Part of a data file:
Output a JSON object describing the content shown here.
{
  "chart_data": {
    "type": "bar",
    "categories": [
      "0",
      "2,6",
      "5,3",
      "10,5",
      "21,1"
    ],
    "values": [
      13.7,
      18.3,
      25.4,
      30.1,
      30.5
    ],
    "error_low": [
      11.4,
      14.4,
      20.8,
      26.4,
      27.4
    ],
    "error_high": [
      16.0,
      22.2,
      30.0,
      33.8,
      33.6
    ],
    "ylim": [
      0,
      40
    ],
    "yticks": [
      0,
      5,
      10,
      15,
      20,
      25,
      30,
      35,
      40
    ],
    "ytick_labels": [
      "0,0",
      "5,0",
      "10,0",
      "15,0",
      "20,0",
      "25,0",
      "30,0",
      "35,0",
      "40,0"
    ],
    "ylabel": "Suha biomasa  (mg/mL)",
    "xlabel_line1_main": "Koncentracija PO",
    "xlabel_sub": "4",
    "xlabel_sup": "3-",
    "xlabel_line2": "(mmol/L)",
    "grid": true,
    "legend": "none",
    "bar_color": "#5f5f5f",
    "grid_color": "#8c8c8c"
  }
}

=== What is expected ===
Output the full listing without altering anything.

=== Answer below ===
Output a JSON object describing the content shown here.
{
  "chart_data": {
    "type": "bar",
    "categories": [
      "0",
      "2,6",
      "5,3",
      "10,5",
      "21,1"
    ],
    "values": [
      13.7,
      18.3,
      25.4,
      30.1,
      30.5
    ],
    "error_low": [
      11.4,
      14.4,
      20.8,
      26.4,
      27.4
    ],
    "error_high": [
      16.0,
      22.2,
      30.0,
      33.8,
      33.6
    ],
    "ylim": [
      0,
      40
    ],
    "yticks": [
      0,
      5,
      10,
      15,
      20,
      25,
      30,
      35,
      40
    ],
    "ytick_labels": [
      "0,0",
      "5,0",
      "10,0",
      "15,0",
      "20,0",
      "25,0",
      "30,0",
      "35,0",
      "40,0"
    ],
    "ylabel": "Suha biomasa  (mg/mL)",
    "xlabel_line1_main": "Koncentracija PO",
    "xlabel_sub": "4",
    "xlabel_sup": "3-",
    "xlabel_line2": "(mmol/L)",
    "grid": true,
    "legend": "none",
    "bar_color": "#5f5f5f",
    "grid_color": "#8c8c8c"
  }
}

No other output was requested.